### What the exercise asks
Give only the number of lines below that contain the word "JSON".

### Supplied information
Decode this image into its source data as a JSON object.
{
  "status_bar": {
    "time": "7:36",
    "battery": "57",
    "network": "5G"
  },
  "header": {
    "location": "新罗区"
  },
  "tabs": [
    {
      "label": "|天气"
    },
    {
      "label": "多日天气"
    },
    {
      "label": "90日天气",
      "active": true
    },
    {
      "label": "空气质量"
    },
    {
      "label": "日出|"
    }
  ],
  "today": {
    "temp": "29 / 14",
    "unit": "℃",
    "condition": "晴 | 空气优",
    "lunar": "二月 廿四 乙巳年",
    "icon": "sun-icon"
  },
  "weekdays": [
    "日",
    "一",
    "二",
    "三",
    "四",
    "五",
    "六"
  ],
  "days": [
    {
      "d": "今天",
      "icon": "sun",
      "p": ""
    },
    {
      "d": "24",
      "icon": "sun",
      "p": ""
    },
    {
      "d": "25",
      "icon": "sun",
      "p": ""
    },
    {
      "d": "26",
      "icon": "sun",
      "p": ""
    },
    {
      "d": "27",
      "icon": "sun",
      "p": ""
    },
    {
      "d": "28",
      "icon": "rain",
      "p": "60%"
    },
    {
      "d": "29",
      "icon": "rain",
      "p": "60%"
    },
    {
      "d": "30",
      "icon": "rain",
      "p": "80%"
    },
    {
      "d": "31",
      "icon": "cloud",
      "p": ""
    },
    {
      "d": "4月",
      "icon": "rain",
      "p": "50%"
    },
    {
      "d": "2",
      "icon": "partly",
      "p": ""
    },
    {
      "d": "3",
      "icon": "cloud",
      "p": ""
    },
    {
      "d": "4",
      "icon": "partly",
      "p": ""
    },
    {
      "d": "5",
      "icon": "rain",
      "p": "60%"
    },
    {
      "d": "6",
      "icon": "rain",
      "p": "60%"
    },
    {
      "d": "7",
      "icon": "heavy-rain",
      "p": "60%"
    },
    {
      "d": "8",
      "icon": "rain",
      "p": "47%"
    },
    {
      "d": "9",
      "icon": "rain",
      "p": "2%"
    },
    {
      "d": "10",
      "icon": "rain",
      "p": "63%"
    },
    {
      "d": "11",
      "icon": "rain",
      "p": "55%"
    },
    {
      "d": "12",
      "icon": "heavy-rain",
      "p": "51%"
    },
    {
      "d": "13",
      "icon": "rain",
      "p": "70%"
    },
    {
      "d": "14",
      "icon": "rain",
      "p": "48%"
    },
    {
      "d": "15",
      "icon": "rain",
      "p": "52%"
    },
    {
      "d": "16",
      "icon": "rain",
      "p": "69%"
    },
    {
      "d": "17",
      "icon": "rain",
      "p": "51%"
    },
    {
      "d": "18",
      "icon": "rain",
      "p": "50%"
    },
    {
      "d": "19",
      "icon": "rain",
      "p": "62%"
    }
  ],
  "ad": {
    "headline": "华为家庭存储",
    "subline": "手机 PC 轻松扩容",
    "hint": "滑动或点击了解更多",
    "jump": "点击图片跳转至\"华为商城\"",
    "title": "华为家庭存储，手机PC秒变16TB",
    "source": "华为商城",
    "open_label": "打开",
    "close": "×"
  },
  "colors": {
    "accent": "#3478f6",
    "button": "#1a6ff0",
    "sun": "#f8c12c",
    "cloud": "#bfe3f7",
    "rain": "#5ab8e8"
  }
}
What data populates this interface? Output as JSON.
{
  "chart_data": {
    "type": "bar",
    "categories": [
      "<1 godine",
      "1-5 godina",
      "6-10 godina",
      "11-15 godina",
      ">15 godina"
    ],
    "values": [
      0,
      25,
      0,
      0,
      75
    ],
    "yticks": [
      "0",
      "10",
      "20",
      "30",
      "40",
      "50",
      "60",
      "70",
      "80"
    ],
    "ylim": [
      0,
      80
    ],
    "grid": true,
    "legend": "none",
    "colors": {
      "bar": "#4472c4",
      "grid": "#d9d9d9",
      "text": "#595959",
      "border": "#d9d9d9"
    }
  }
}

### Task answer
2